Set problem = For the entries below, how many lines include the word "label"? Give the figure and nothing more.

Dataset records =
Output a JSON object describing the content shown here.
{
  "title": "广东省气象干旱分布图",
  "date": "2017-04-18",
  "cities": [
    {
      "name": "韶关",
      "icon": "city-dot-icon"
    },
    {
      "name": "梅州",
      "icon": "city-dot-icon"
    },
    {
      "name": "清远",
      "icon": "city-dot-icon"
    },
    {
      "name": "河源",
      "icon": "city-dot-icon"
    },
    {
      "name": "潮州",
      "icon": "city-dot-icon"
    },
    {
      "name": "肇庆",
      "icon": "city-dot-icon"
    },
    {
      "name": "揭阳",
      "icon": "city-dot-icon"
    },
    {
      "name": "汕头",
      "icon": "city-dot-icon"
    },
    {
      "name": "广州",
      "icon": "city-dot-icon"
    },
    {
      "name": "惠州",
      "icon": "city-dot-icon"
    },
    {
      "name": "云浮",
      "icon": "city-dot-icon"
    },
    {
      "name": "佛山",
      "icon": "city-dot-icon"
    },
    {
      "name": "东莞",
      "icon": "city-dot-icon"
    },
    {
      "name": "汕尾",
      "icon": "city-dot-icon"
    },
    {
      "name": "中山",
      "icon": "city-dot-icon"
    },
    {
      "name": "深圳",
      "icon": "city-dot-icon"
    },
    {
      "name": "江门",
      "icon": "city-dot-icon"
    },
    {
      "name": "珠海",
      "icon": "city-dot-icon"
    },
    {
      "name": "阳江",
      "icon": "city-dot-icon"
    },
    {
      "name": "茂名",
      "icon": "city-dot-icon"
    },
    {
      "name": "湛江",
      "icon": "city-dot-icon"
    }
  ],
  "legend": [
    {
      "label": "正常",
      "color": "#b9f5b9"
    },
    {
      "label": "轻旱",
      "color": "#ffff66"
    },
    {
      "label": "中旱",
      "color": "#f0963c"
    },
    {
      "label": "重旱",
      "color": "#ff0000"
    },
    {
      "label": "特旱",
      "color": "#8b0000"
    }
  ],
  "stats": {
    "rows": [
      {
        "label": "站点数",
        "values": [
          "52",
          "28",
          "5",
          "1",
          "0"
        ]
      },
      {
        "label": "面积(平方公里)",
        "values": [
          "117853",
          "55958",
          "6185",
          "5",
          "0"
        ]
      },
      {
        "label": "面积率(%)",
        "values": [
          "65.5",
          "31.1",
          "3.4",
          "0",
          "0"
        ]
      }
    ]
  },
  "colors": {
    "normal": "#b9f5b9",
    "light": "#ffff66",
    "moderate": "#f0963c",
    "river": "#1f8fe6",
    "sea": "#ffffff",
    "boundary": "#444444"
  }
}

Complete answer = 8